A verbatim copy of the records is required, with all pictures left out.
---
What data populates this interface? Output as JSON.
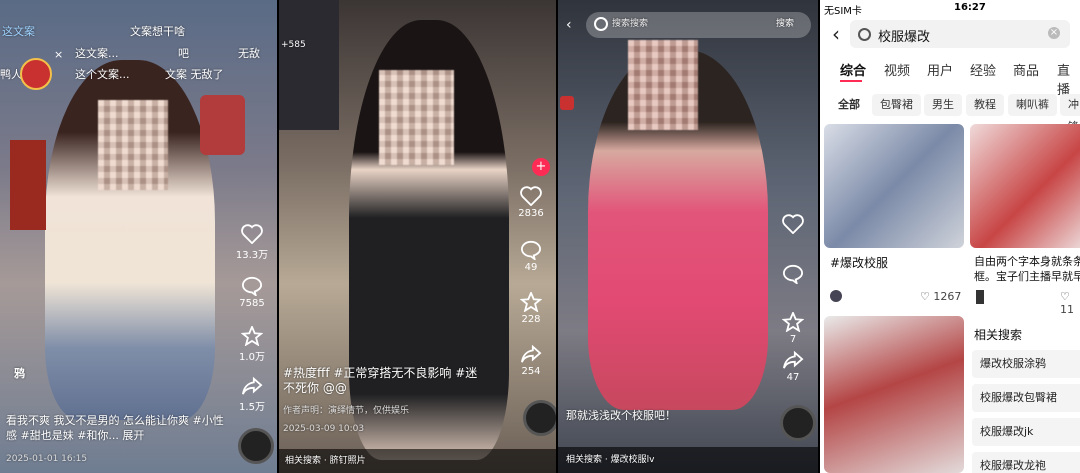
{
  "panel1": {
    "top_left_text": "这文案",
    "overlay_lines": [
      "文案想干啥",
      "这文案...",
      "这个文案..."
    ],
    "sticker_text": "吧",
    "sticker_text2": "无敌",
    "sticker_text3": "文案 无敌了",
    "live_label": "鸭人",
    "likes": "13.3万",
    "comments": "7585",
    "favorites": "1.0万",
    "shares": "1.5万",
    "author_tag": "鸦",
    "caption": "看我不爽 我又不是男的 怎么能让你爽 #小性感 #甜也是妹 #和你... 展开",
    "date": "2025-01-01 16:15"
  },
  "panel2": {
    "top_badge": "+585",
    "likes": "2836",
    "comments": "49",
    "favorites": "228",
    "shares": "254",
    "caption": "#热度fff #正常穿搭无不良影响 #迷不死你 @@",
    "notice": "作者声明：演绎情节，仅供娱乐",
    "date": "2025-03-09 10:03",
    "bottom_bar": "相关搜索 · 脐钉照片"
  },
  "panel3": {
    "search_placeholder": "搜索搜索",
    "search_button": "搜索",
    "likes": "7",
    "shares": "47",
    "caption": "那就浅浅改个校服吧！",
    "bottom_bar": "相关搜索 · 爆改校服lv"
  },
  "panel4": {
    "status_left": "无SIM卡",
    "status_time": "16:27",
    "search_query": "校服爆改",
    "tabs": [
      "综合",
      "视频",
      "用户",
      "经验",
      "商品",
      "直播"
    ],
    "chips": [
      "全部",
      "包臀裙",
      "男生",
      "教程",
      "喇叭裤",
      "冲锋"
    ],
    "card1_title": "#爆改校服",
    "card1_likes": "1267",
    "card2_title": "自由两个字本身就条条框。宝子们主播早就早",
    "card2_likes": "11",
    "related_title": "相关搜索",
    "related": [
      "爆改校服涂鸦",
      "校服爆改包臀裙",
      "校服爆改jk",
      "校服爆改龙袍"
    ]
  }
}
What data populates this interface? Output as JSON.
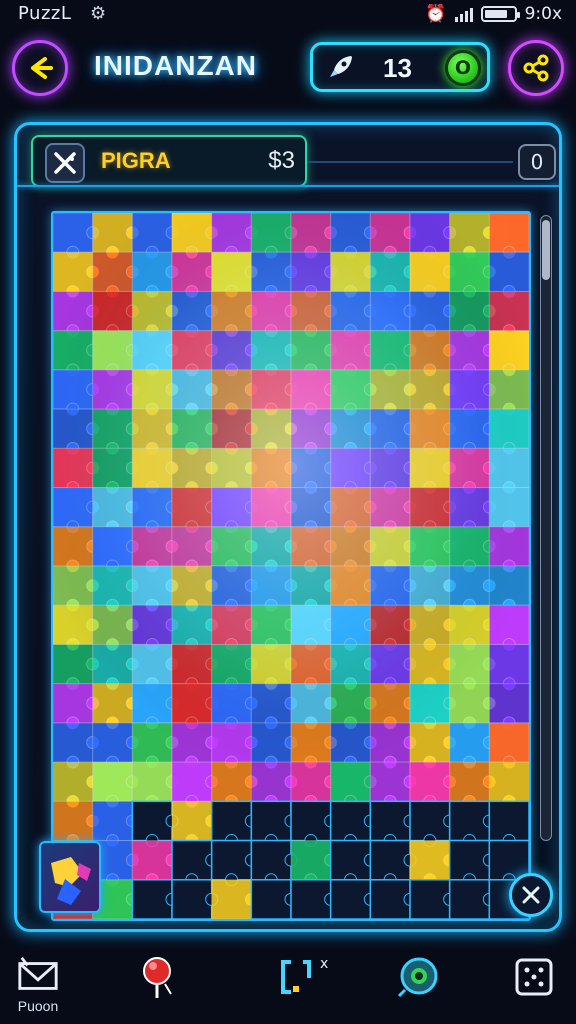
{
  "status_bar": {
    "app_name": "PuzzL",
    "time": "9:0x"
  },
  "header": {
    "title": "INIDANZAN",
    "counter_value": "13",
    "counter_badge": "O"
  },
  "toolbar": {
    "label": "PIGRA",
    "price": "$3",
    "count": "0"
  },
  "bottom_nav": {
    "first_label": "Puoon",
    "hint_glyph": "x"
  },
  "colors": {
    "neon_cyan": "#23c6ff",
    "neon_purple": "#c24cff",
    "accent_yellow": "#ffd21f",
    "badge_green": "#21c21a",
    "background": "#070b17"
  },
  "icons": [
    "settings-icon",
    "alarm-icon",
    "signal-icon",
    "battery-icon",
    "back-arrow-icon",
    "rocket-icon",
    "share-icon",
    "shuffle-icon",
    "close-icon",
    "mail-icon",
    "pin-icon",
    "frame-icon",
    "eye-icon",
    "dice-icon"
  ]
}
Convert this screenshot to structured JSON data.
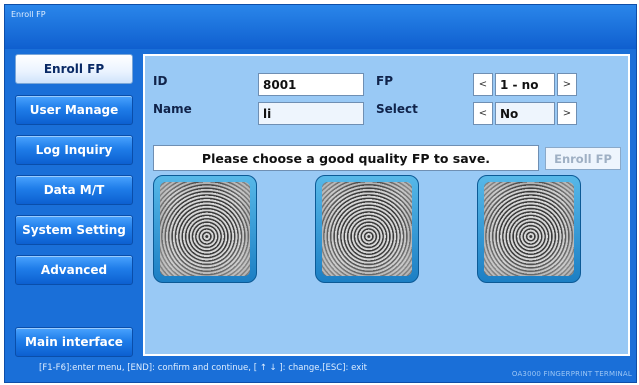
{
  "window": {
    "title": "Enroll FP"
  },
  "sidebar": {
    "items": [
      {
        "label": "Enroll FP",
        "active": true
      },
      {
        "label": "User Manage"
      },
      {
        "label": "Log Inquiry"
      },
      {
        "label": "Data M/T"
      },
      {
        "label": "System Setting"
      },
      {
        "label": "Advanced"
      }
    ],
    "main_interface": "Main interface"
  },
  "form": {
    "id_label": "ID",
    "id_value": "8001",
    "name_label": "Name",
    "name_value": "li",
    "fp_label": "FP",
    "fp_value": "1 - no",
    "select_label": "Select",
    "select_value": "No",
    "prev_arrow": "<",
    "next_arrow": ">"
  },
  "message": "Please choose a good quality FP to save.",
  "enroll_button": "Enroll FP",
  "fingerprints": [
    {
      "icon": "fingerprint-image"
    },
    {
      "icon": "fingerprint-image"
    },
    {
      "icon": "fingerprint-image"
    }
  ],
  "status": {
    "hint": "[F1-F6]:enter menu, [END]: confirm and continue, [ ↑ ↓ ]: change,[ESC]: exit",
    "brand": "OA3000 FINGERPRINT TERMINAL"
  },
  "colors": {
    "window_blue": "#1a6fd8",
    "panel_bg": "#99c9f5",
    "button_blue": "#1f7de9"
  }
}
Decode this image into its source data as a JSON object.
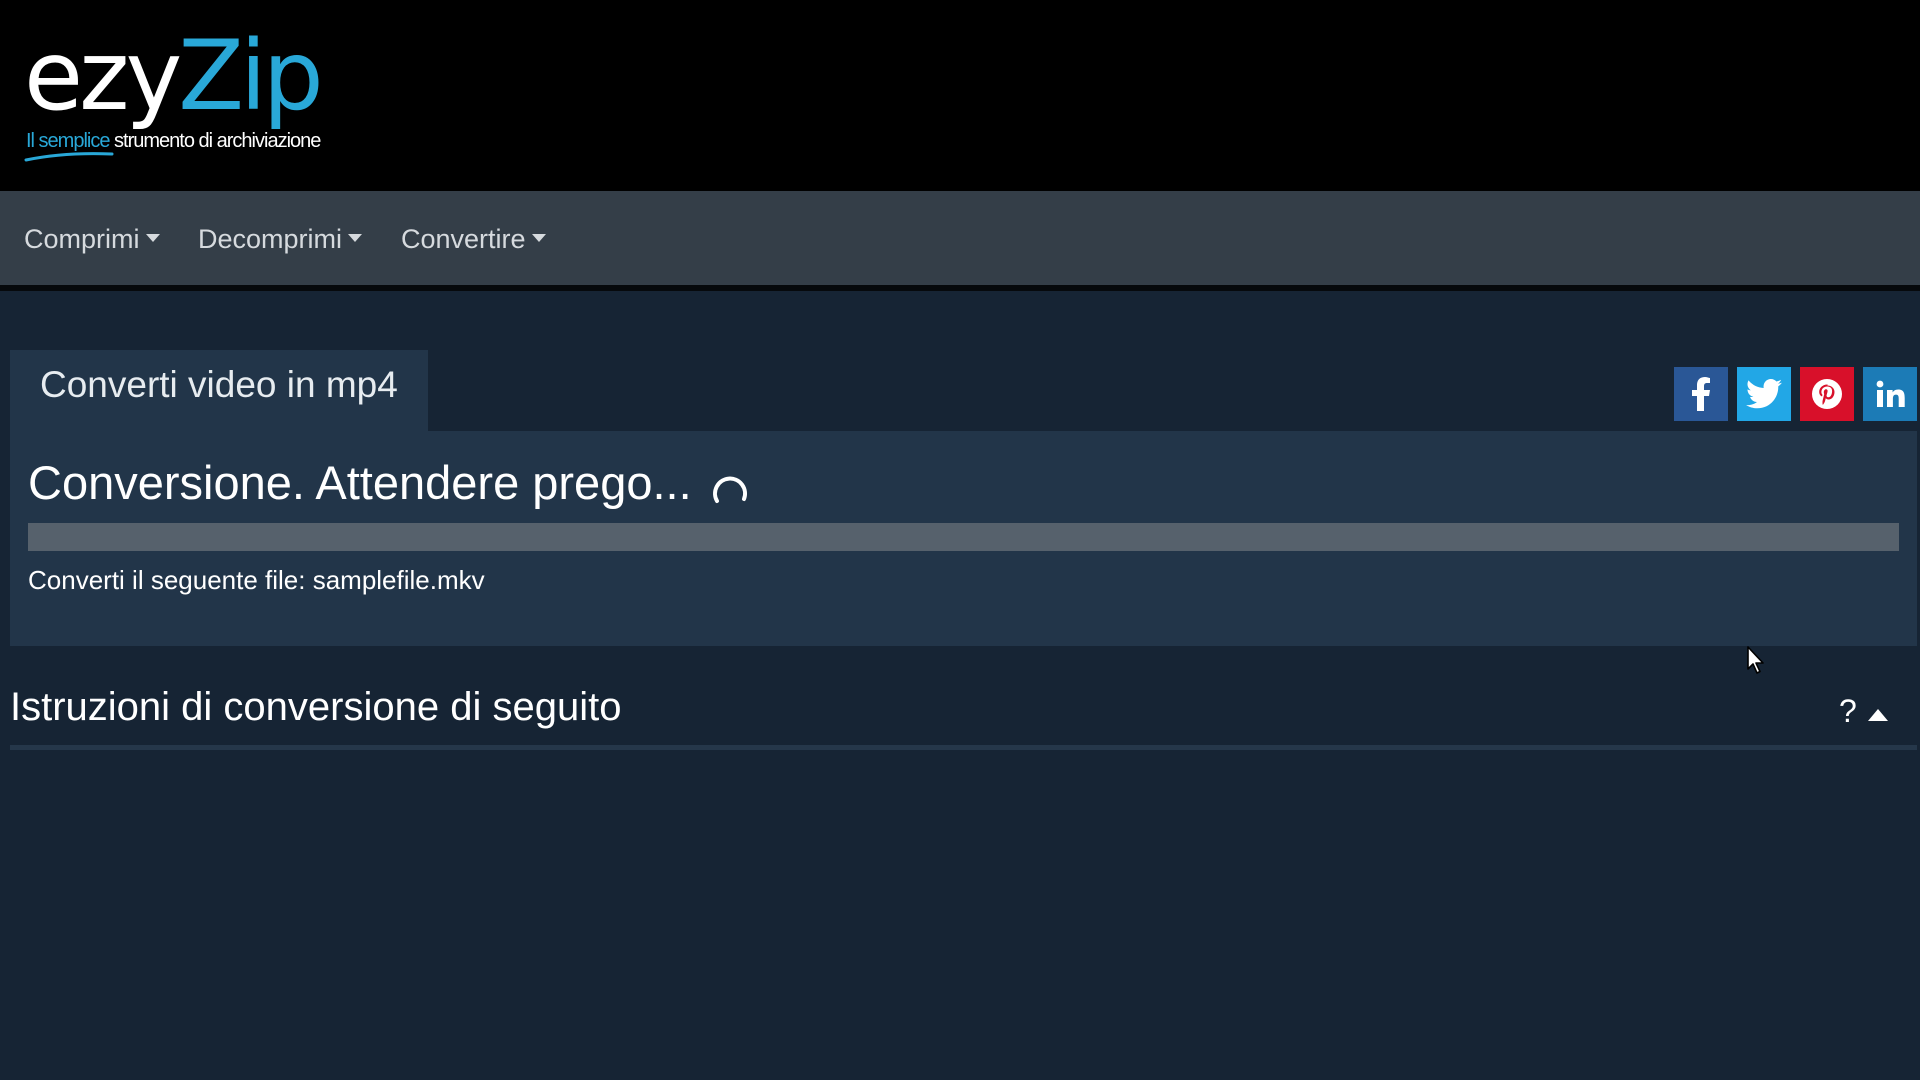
{
  "brand": {
    "name_part1": "ezy",
    "name_part2": "Zip",
    "tagline_highlight": "Il semplice",
    "tagline_rest": "strumento di archiviazione"
  },
  "nav": {
    "items": [
      {
        "label": "Comprimi"
      },
      {
        "label": "Decomprimi"
      },
      {
        "label": "Convertire"
      }
    ]
  },
  "tab": {
    "label": "Converti video in mp4"
  },
  "conversion": {
    "status_title": "Conversione. Attendere prego...",
    "progress_percent": 0,
    "file_line": "Converti il seguente file: samplefile.mkv"
  },
  "share": {
    "icons": [
      "facebook-icon",
      "twitter-icon",
      "pinterest-icon",
      "linkedin-icon"
    ]
  },
  "instructions": {
    "title": "Istruzioni di conversione di seguito",
    "help_label": "?"
  },
  "colors": {
    "accent": "#29a8d8",
    "header_bg": "#000000",
    "nav_bg": "#343e48",
    "page_bg": "#162434",
    "panel_bg": "#223549",
    "facebook": "#2a5796",
    "twitter": "#22a7e6",
    "pinterest": "#d8102a",
    "linkedin": "#1c7bb6"
  }
}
---
- _Solution to this task_
What data populates this interface? Output as JSON.
{
  "panel1": {
    "top_left_text": "这文案",
    "overlay_lines": [
      "文案想干啥",
      "这文案...",
      "这个文案..."
    ],
    "sticker_text": "吧",
    "sticker_text2": "无敌",
    "sticker_text3": "文案 无敌了",
    "live_label": "鸭人",
    "likes": "13.3万",
    "comments": "7585",
    "favorites": "1.0万",
    "shares": "1.5万",
    "author_tag": "鸦",
    "caption": "看我不爽 我又不是男的 怎么能让你爽 #小性感 #甜也是妹 #和你... 展开",
    "date": "2025-01-01 16:15"
  },
  "panel2": {
    "top_badge": "+585",
    "likes": "2836",
    "comments": "49",
    "favorites": "228",
    "shares": "254",
    "caption": "#热度fff #正常穿搭无不良影响 #迷不死你 @@",
    "notice": "作者声明：演绎情节，仅供娱乐",
    "date": "2025-03-09 10:03",
    "bottom_bar": "相关搜索 · 脐钉照片"
  },
  "panel3": {
    "search_placeholder": "搜索搜索",
    "search_button": "搜索",
    "likes": "7",
    "shares": "47",
    "caption": "那就浅浅改个校服吧！",
    "bottom_bar": "相关搜索 · 爆改校服lv"
  },
  "panel4": {
    "status_left": "无SIM卡",
    "status_time": "16:27",
    "search_query": "校服爆改",
    "tabs": [
      "综合",
      "视频",
      "用户",
      "经验",
      "商品",
      "直播"
    ],
    "chips": [
      "全部",
      "包臀裙",
      "男生",
      "教程",
      "喇叭裤",
      "冲锋"
    ],
    "card1_title": "#爆改校服",
    "card1_likes": "1267",
    "card2_title": "自由两个字本身就条条框。宝子们主播早就早",
    "card2_likes": "11",
    "related_title": "相关搜索",
    "related": [
      "爆改校服涂鸦",
      "校服爆改包臀裙",
      "校服爆改jk",
      "校服爆改龙袍"
    ]
  }
}
What data populates this interface? Output as JSON.
{
  "status_bar": {
    "app_name": "PuzzL",
    "time": "9:0x"
  },
  "header": {
    "title": "INIDANZAN",
    "counter_value": "13",
    "counter_badge": "O"
  },
  "toolbar": {
    "label": "PIGRA",
    "price": "$3",
    "count": "0"
  },
  "bottom_nav": {
    "first_label": "Puoon",
    "hint_glyph": "x"
  },
  "colors": {
    "neon_cyan": "#23c6ff",
    "neon_purple": "#c24cff",
    "accent_yellow": "#ffd21f",
    "badge_green": "#21c21a",
    "background": "#070b17"
  },
  "icons": [
    "settings-icon",
    "alarm-icon",
    "signal-icon",
    "battery-icon",
    "back-arrow-icon",
    "rocket-icon",
    "share-icon",
    "shuffle-icon",
    "close-icon",
    "mail-icon",
    "pin-icon",
    "frame-icon",
    "eye-icon",
    "dice-icon"
  ]
}
Convert this screenshot to structured JSON data.
{
  "window": {
    "title": "Enroll FP"
  },
  "sidebar": {
    "items": [
      {
        "label": "Enroll FP",
        "active": true
      },
      {
        "label": "User Manage"
      },
      {
        "label": "Log Inquiry"
      },
      {
        "label": "Data M/T"
      },
      {
        "label": "System Setting"
      },
      {
        "label": "Advanced"
      }
    ],
    "main_interface": "Main interface"
  },
  "form": {
    "id_label": "ID",
    "id_value": "8001",
    "name_label": "Name",
    "name_value": "li",
    "fp_label": "FP",
    "fp_value": "1 - no",
    "select_label": "Select",
    "select_value": "No",
    "prev_arrow": "<",
    "next_arrow": ">"
  },
  "message": "Please choose a good quality FP to save.",
  "enroll_button": "Enroll FP",
  "fingerprints": [
    {
      "icon": "fingerprint-image"
    },
    {
      "icon": "fingerprint-image"
    },
    {
      "icon": "fingerprint-image"
    }
  ],
  "status": {
    "hint": "[F1-F6]:enter menu, [END]: confirm and continue, [ ↑ ↓ ]: change,[ESC]: exit",
    "brand": "OA3000 FINGERPRINT TERMINAL"
  },
  "colors": {
    "window_blue": "#1a6fd8",
    "panel_bg": "#99c9f5",
    "button_blue": "#1f7de9"
  }
}
Decode this image into its source data as a JSON object.
{
  "brand": {
    "name_part1": "ezy",
    "name_part2": "Zip",
    "tagline_highlight": "Il semplice",
    "tagline_rest": "strumento di archiviazione"
  },
  "nav": {
    "items": [
      {
        "label": "Comprimi"
      },
      {
        "label": "Decomprimi"
      },
      {
        "label": "Convertire"
      }
    ]
  },
  "tab": {
    "label": "Converti video in mp4"
  },
  "conversion": {
    "status_title": "Conversione. Attendere prego...",
    "progress_percent": 0,
    "file_line": "Converti il seguente file: samplefile.mkv"
  },
  "share": {
    "icons": [
      "facebook-icon",
      "twitter-icon",
      "pinterest-icon",
      "linkedin-icon"
    ]
  },
  "instructions": {
    "title": "Istruzioni di conversione di seguito",
    "help_label": "?"
  },
  "colors": {
    "accent": "#29a8d8",
    "header_bg": "#000000",
    "nav_bg": "#343e48",
    "page_bg": "#162434",
    "panel_bg": "#223549",
    "facebook": "#2a5796",
    "twitter": "#22a7e6",
    "pinterest": "#d8102a",
    "linkedin": "#1c7bb6"
  }
}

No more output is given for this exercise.